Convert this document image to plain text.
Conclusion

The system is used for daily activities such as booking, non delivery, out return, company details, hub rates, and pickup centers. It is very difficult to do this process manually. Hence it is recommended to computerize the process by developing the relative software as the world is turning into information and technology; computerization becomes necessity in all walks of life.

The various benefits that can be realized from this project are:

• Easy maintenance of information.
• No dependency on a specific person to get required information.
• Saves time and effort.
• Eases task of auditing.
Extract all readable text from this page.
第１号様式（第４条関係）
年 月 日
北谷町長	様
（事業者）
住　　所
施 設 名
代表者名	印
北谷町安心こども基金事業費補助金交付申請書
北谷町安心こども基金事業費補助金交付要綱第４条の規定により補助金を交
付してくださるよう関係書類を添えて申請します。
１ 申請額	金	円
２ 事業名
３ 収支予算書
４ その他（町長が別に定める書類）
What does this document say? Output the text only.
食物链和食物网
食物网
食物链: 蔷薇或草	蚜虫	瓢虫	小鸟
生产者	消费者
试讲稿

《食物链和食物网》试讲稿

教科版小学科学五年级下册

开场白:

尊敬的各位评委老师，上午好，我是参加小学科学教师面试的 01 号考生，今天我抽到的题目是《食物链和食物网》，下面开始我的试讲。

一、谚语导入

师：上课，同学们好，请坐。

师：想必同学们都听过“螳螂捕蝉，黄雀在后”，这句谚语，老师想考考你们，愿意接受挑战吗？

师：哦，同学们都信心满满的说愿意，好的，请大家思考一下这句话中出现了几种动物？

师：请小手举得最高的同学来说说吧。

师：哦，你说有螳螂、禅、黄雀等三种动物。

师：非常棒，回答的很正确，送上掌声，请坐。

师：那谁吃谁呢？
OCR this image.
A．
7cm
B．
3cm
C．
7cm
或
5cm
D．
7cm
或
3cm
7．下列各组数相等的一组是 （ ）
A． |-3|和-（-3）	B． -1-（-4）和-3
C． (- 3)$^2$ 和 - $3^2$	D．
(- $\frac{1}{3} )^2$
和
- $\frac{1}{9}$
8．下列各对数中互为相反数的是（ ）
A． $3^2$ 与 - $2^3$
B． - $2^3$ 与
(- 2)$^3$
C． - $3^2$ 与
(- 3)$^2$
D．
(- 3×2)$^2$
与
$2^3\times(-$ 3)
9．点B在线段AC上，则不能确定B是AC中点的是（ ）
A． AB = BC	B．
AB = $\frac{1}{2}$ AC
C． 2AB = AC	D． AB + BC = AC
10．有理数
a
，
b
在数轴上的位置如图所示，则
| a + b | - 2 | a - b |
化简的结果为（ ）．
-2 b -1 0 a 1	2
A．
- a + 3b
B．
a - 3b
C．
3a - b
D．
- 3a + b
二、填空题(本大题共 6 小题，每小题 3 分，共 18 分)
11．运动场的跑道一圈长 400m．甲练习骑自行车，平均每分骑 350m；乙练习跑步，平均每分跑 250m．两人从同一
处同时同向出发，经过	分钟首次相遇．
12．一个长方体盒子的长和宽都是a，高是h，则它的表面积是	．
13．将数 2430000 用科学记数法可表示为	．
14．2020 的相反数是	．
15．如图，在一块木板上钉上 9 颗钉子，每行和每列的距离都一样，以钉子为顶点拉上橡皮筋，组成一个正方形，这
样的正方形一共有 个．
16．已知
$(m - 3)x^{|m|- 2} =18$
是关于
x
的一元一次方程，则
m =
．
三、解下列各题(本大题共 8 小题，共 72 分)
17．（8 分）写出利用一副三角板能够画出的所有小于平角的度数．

:::

Repeat the listing in full, keeping every line exactly as it is.

Task output:
Convert this document image to plain text.
Conclusion

The system is used for daily activities such as booking, non delivery, out return, company details, hub rates, and pickup centers. It is very difficult to do this process manually. Hence it is recommended to computerize the process by developing the relative software as the world is turning into information and technology; computerization becomes necessity in all walks of life.

The various benefits that can be realized from this project are:

• Easy maintenance of information.
• No dependency on a specific person to get required information.
• Saves time and effort.
• Eases task of auditing.
Extract all readable text from this page.
第１号様式（第４条関係）
年 月 日
北谷町長	様
（事業者）
住　　所
施 設 名
代表者名	印
北谷町安心こども基金事業費補助金交付申請書
北谷町安心こども基金事業費補助金交付要綱第４条の規定により補助金を交
付してくださるよう関係書類を添えて申請します。
１ 申請額	金	円
２ 事業名
３ 収支予算書
４ その他（町長が別に定める書類）
What does this document say? Output the text only.
食物链和食物网
食物网
食物链: 蔷薇或草	蚜虫	瓢虫	小鸟
生产者	消费者
试讲稿

《食物链和食物网》试讲稿

教科版小学科学五年级下册

开场白:

尊敬的各位评委老师，上午好，我是参加小学科学教师面试的 01 号考生，今天我抽到的题目是《食物链和食物网》，下面开始我的试讲。

一、谚语导入

师：上课，同学们好，请坐。

师：想必同学们都听过“螳螂捕蝉，黄雀在后”，这句谚语，老师想考考你们，愿意接受挑战吗？

师：哦，同学们都信心满满的说愿意，好的，请大家思考一下这句话中出现了几种动物？

师：请小手举得最高的同学来说说吧。

师：哦，你说有螳螂、禅、黄雀等三种动物。

师：非常棒，回答的很正确，送上掌声，请坐。

师：那谁吃谁呢？
OCR this image.
A．
7cm
B．
3cm
C．
7cm
或
5cm
D．
7cm
或
3cm
7．下列各组数相等的一组是 （ ）
A． |-3|和-（-3）	B． -1-（-4）和-3
C． (- 3)$^2$ 和 - $3^2$	D．
(- $\frac{1}{3} )^2$
和
- $\frac{1}{9}$
8．下列各对数中互为相反数的是（ ）
A． $3^2$ 与 - $2^3$
B． - $2^3$ 与
(- 2)$^3$
C． - $3^2$ 与
(- 3)$^2$
D．
(- 3×2)$^2$
与
$2^3\times(-$ 3)
9．点B在线段AC上，则不能确定B是AC中点的是（ ）
A． AB = BC	B．
AB = $\frac{1}{2}$ AC
C． 2AB = AC	D． AB + BC = AC
10．有理数
a
，
b
在数轴上的位置如图所示，则
| a + b | - 2 | a - b |
化简的结果为（ ）．
-2 b -1 0 a 1	2
A．
- a + 3b
B．
a - 3b
C．
3a - b
D．
- 3a + b
二、填空题(本大题共 6 小题，每小题 3 分，共 18 分)
11．运动场的跑道一圈长 400m．甲练习骑自行车，平均每分骑 350m；乙练习跑步，平均每分跑 250m．两人从同一
处同时同向出发，经过	分钟首次相遇．
12．一个长方体盒子的长和宽都是a，高是h，则它的表面积是	．
13．将数 2430000 用科学记数法可表示为	．
14．2020 的相反数是	．
15．如图，在一块木板上钉上 9 颗钉子，每行和每列的距离都一样，以钉子为顶点拉上橡皮筋，组成一个正方形，这
样的正方形一共有 个．
16．已知
$(m - 3)x^{|m|- 2} =18$
是关于
x
的一元一次方程，则
m =
．
三、解下列各题(本大题共 8 小题，共 72 分)
17．（8 分）写出利用一副三角板能够画出的所有小于平角的度数．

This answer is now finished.